◆ **Task requirements**
Compile every line that includes the word "right".
Source records start
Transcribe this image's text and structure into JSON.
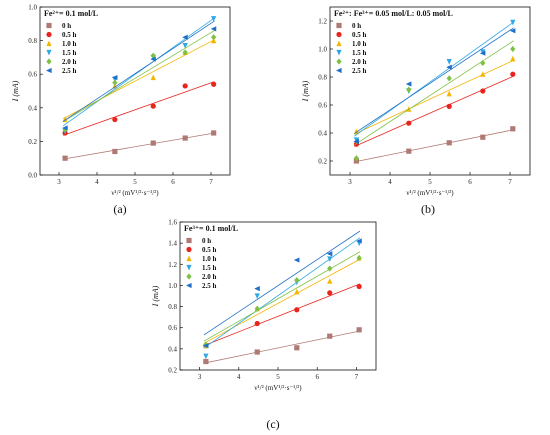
{
  "colors": {
    "0 h": "#b07a74",
    "0.5 h": "#e8241c",
    "1.0 h": "#f5b400",
    "1.5 h": "#2ea8e8",
    "2.0 h": "#7cc242",
    "2.5 h": "#1f6fc8"
  },
  "markers": {
    "0 h": "square",
    "0.5 h": "circle",
    "1.0 h": "triangle-up",
    "1.5 h": "triangle-down",
    "2.0 h": "diamond",
    "2.5 h": "triangle-left"
  },
  "chart_data": [
    {
      "type": "scatter",
      "panel_label": "(a)",
      "condition": "Fe²⁺= 0.1 mol/L",
      "xlabel": "ν¹/² (mV¹/²·s⁻¹/²)",
      "ylabel": "I (mA)",
      "xlim": [
        2.5,
        7.5
      ],
      "ylim": [
        0.0,
        1.0
      ],
      "xticks": [
        "3",
        "4",
        "5",
        "6",
        "7"
      ],
      "yticks": [
        "0.0",
        "0.2",
        "0.4",
        "0.6",
        "0.8",
        "1.0"
      ],
      "legend": [
        "0 h",
        "0.5 h",
        "1.0 h",
        "1.5 h",
        "2.0 h",
        "2.5 h"
      ],
      "x": [
        3.16,
        4.47,
        5.48,
        6.32,
        7.07
      ],
      "series": [
        {
          "name": "0 h",
          "values": [
            0.1,
            0.14,
            0.19,
            0.22,
            0.25
          ]
        },
        {
          "name": "0.5 h",
          "values": [
            0.25,
            0.33,
            0.41,
            0.53,
            0.54
          ]
        },
        {
          "name": "1.0 h",
          "values": [
            0.33,
            0.53,
            0.58,
            0.73,
            0.8
          ]
        },
        {
          "name": "1.5 h",
          "values": [
            0.26,
            0.57,
            0.7,
            0.77,
            0.93
          ]
        },
        {
          "name": "2.0 h",
          "values": [
            0.27,
            0.55,
            0.71,
            0.73,
            0.82
          ]
        },
        {
          "name": "2.5 h",
          "values": [
            0.28,
            0.58,
            0.69,
            0.82,
            0.87
          ]
        }
      ]
    },
    {
      "type": "scatter",
      "panel_label": "(b)",
      "condition": "Fe²⁺: Fe³⁺= 0.05 mol/L: 0.05 mol/L",
      "xlabel": "ν¹/² (mV¹/²·s⁻¹/²)",
      "ylabel": "I (mA)",
      "xlim": [
        2.5,
        7.5
      ],
      "ylim": [
        0.1,
        1.3
      ],
      "xticks": [
        "3",
        "4",
        "5",
        "6",
        "7"
      ],
      "yticks": [
        "0.2",
        "0.4",
        "0.6",
        "0.8",
        "1.0",
        "1.2"
      ],
      "legend": [
        "0 h",
        "0.5 h",
        "1.0 h",
        "1.5 h",
        "2.0 h",
        "2.5 h"
      ],
      "x": [
        3.16,
        4.47,
        5.48,
        6.32,
        7.07
      ],
      "series": [
        {
          "name": "0 h",
          "values": [
            0.2,
            0.27,
            0.33,
            0.37,
            0.43
          ]
        },
        {
          "name": "0.5 h",
          "values": [
            0.32,
            0.47,
            0.59,
            0.7,
            0.82
          ]
        },
        {
          "name": "1.0 h",
          "values": [
            0.41,
            0.57,
            0.68,
            0.82,
            0.93
          ]
        },
        {
          "name": "1.5 h",
          "values": [
            0.35,
            0.7,
            0.91,
            0.98,
            1.19
          ]
        },
        {
          "name": "2.0 h",
          "values": [
            0.22,
            0.71,
            0.79,
            0.9,
            1.0
          ]
        },
        {
          "name": "2.5 h",
          "values": [
            0.34,
            0.75,
            0.87,
            0.97,
            1.13
          ]
        }
      ]
    },
    {
      "type": "scatter",
      "panel_label": "(c)",
      "condition": "Fe³⁺= 0.1 mol/L",
      "xlabel": "ν¹/² (mV¹/²·s⁻¹/²)",
      "ylabel": "I (mA)",
      "xlim": [
        2.5,
        7.5
      ],
      "ylim": [
        0.2,
        1.6
      ],
      "xticks": [
        "3",
        "4",
        "5",
        "6",
        "7"
      ],
      "yticks": [
        "0.2",
        "0.4",
        "0.6",
        "0.8",
        "1.0",
        "1.2",
        "1.4",
        "1.6"
      ],
      "legend": [
        "0 h",
        "0.5 h",
        "1.0 h",
        "1.5 h",
        "2.0 h",
        "2.5 h"
      ],
      "x": [
        3.16,
        4.47,
        5.48,
        6.32,
        7.07
      ],
      "series": [
        {
          "name": "0 h",
          "values": [
            0.28,
            0.37,
            0.41,
            0.52,
            0.58
          ]
        },
        {
          "name": "0.5 h",
          "values": [
            0.43,
            0.64,
            0.77,
            0.93,
            0.99
          ]
        },
        {
          "name": "1.0 h",
          "values": [
            0.43,
            0.78,
            0.94,
            1.04,
            1.26
          ]
        },
        {
          "name": "1.5 h",
          "values": [
            0.33,
            0.9,
            1.03,
            1.25,
            1.4
          ]
        },
        {
          "name": "2.0 h",
          "values": [
            0.44,
            0.78,
            1.05,
            1.16,
            1.26
          ]
        },
        {
          "name": "2.5 h",
          "values": [
            0.43,
            0.97,
            1.24,
            1.3,
            1.42
          ]
        }
      ]
    }
  ]
}
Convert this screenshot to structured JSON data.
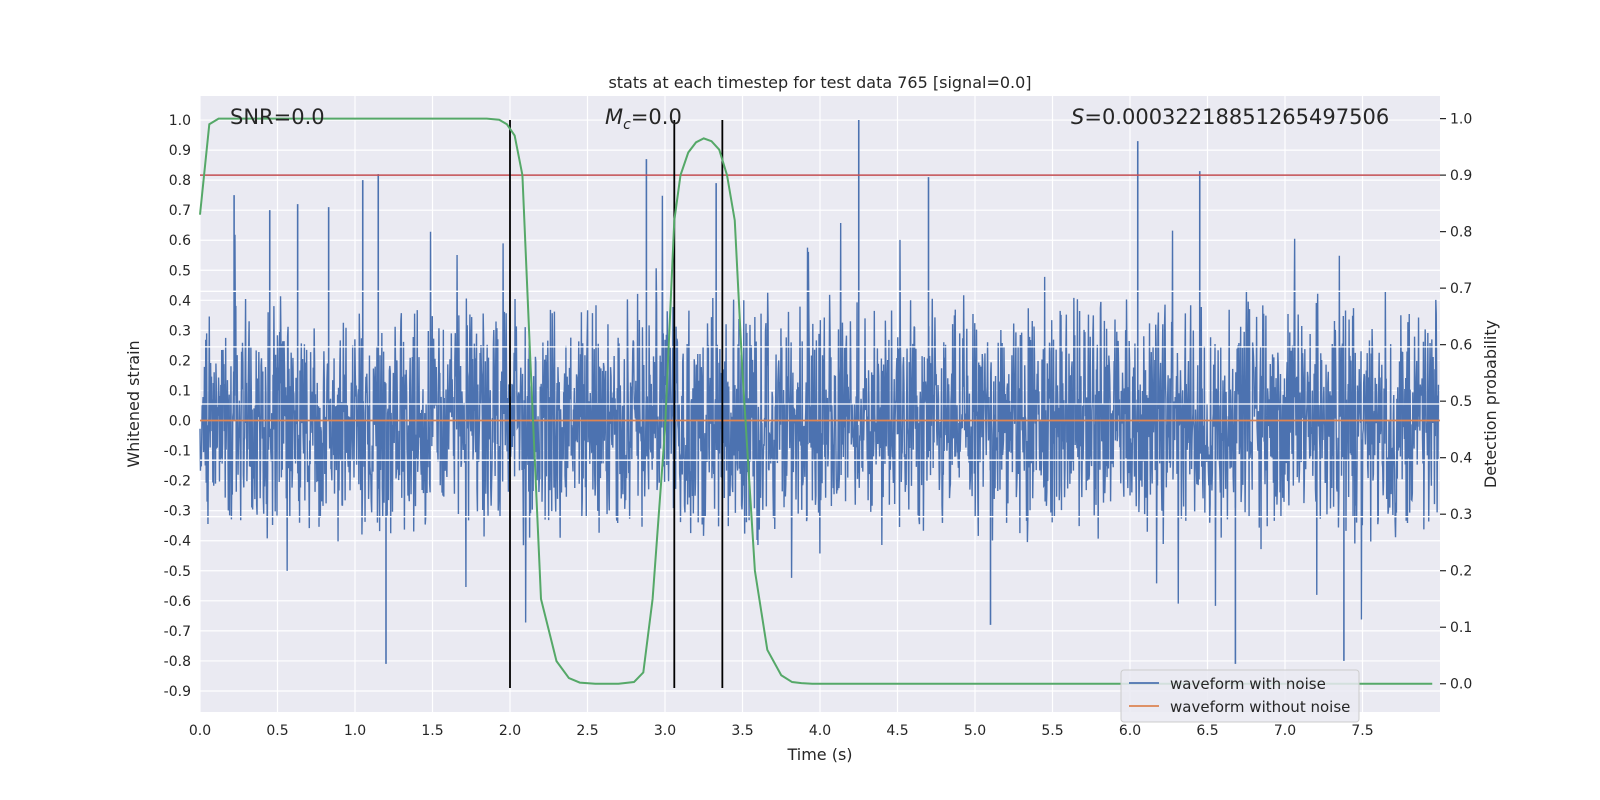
{
  "chart_data": {
    "type": "line",
    "title": "stats at each timestep for test data 765 [signal=0.0]",
    "xlabel": "Time (s)",
    "ylabel": "Whitened strain",
    "y2label": "Detection probability",
    "xlim": [
      0.0,
      8.0
    ],
    "ylim": [
      -0.97,
      1.08
    ],
    "y2lim": [
      -0.05,
      1.04
    ],
    "xticks": [
      "0.0",
      "0.5",
      "1.0",
      "1.5",
      "2.0",
      "2.5",
      "3.0",
      "3.5",
      "4.0",
      "4.5",
      "5.0",
      "5.5",
      "6.0",
      "6.5",
      "7.0",
      "7.5"
    ],
    "yticks": [
      "1.0",
      "0.9",
      "0.8",
      "0.7",
      "0.6",
      "0.5",
      "0.4",
      "0.3",
      "0.2",
      "0.1",
      "0.0",
      "-0.1",
      "-0.2",
      "-0.3",
      "-0.4",
      "-0.5",
      "-0.6",
      "-0.7",
      "-0.8",
      "-0.9"
    ],
    "y2ticks": [
      "1.0",
      "0.9",
      "0.8",
      "0.7",
      "0.6",
      "0.5",
      "0.4",
      "0.3",
      "0.2",
      "0.1",
      "0.0"
    ],
    "grid": true,
    "legend_position": "lower-right",
    "annotations": {
      "snr": "SNR=0.0",
      "mc_sym": "M",
      "mc_sub": "c",
      "mc_val": "=0.0",
      "s_sym": "S",
      "s_val": "=0.00032218851265497506"
    },
    "series": [
      {
        "name": "waveform with noise",
        "axis": "left",
        "color": "#4c72b0",
        "description_of_shape": "dense noise, envelope about ±0.45 with spikes",
        "spikes_x": [
          0.22,
          0.45,
          0.63,
          0.83,
          1.05,
          1.15,
          1.2,
          2.88,
          3.33,
          4.25,
          4.7,
          5.1,
          6.05,
          6.45,
          6.68,
          7.38
        ],
        "spikes_y": [
          0.75,
          0.7,
          0.72,
          0.71,
          0.8,
          0.82,
          -0.81,
          0.87,
          0.79,
          1.0,
          0.81,
          -0.68,
          0.93,
          0.83,
          -0.81,
          -0.8
        ]
      },
      {
        "name": "waveform without noise",
        "axis": "left",
        "color": "#dd8452",
        "x": [
          0.0,
          8.0
        ],
        "y": [
          0.0,
          0.0
        ]
      },
      {
        "name": "detection probability",
        "axis": "right",
        "color": "#55a868",
        "x": [
          0.0,
          0.06,
          0.12,
          0.2,
          0.4,
          1.0,
          1.5,
          1.85,
          1.93,
          1.98,
          2.03,
          2.08,
          2.13,
          2.2,
          2.3,
          2.38,
          2.45,
          2.55,
          2.7,
          2.8,
          2.86,
          2.92,
          3.0,
          3.06,
          3.1,
          3.15,
          3.2,
          3.25,
          3.3,
          3.35,
          3.4,
          3.45,
          3.5,
          3.58,
          3.66,
          3.75,
          3.82,
          3.88,
          3.95,
          4.1,
          5.0,
          6.0,
          7.0,
          7.95
        ],
        "y": [
          0.83,
          0.99,
          1.0,
          1.0,
          1.0,
          1.0,
          1.0,
          1.0,
          0.998,
          0.99,
          0.97,
          0.9,
          0.58,
          0.15,
          0.04,
          0.01,
          0.002,
          0.0,
          0.0,
          0.003,
          0.02,
          0.15,
          0.45,
          0.82,
          0.9,
          0.94,
          0.958,
          0.965,
          0.96,
          0.945,
          0.9,
          0.82,
          0.55,
          0.2,
          0.06,
          0.015,
          0.003,
          0.001,
          0.0,
          0.0,
          0.0,
          0.0,
          0.0,
          0.0
        ]
      }
    ],
    "threshold_line": {
      "axis": "right",
      "y": 0.9,
      "color": "#c44e52"
    },
    "vertical_markers": {
      "x": [
        2.0,
        3.06,
        3.37
      ],
      "ymin": -0.89,
      "ymax": 1.0,
      "color": "#000000"
    },
    "white_hlines": [
      0.43,
      0.245,
      0.055,
      -0.132,
      -0.32
    ]
  }
}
Source records end
◆ **Task output**
    "legend_position": "lower-right",
        "axis": "right",
      "axis": "right",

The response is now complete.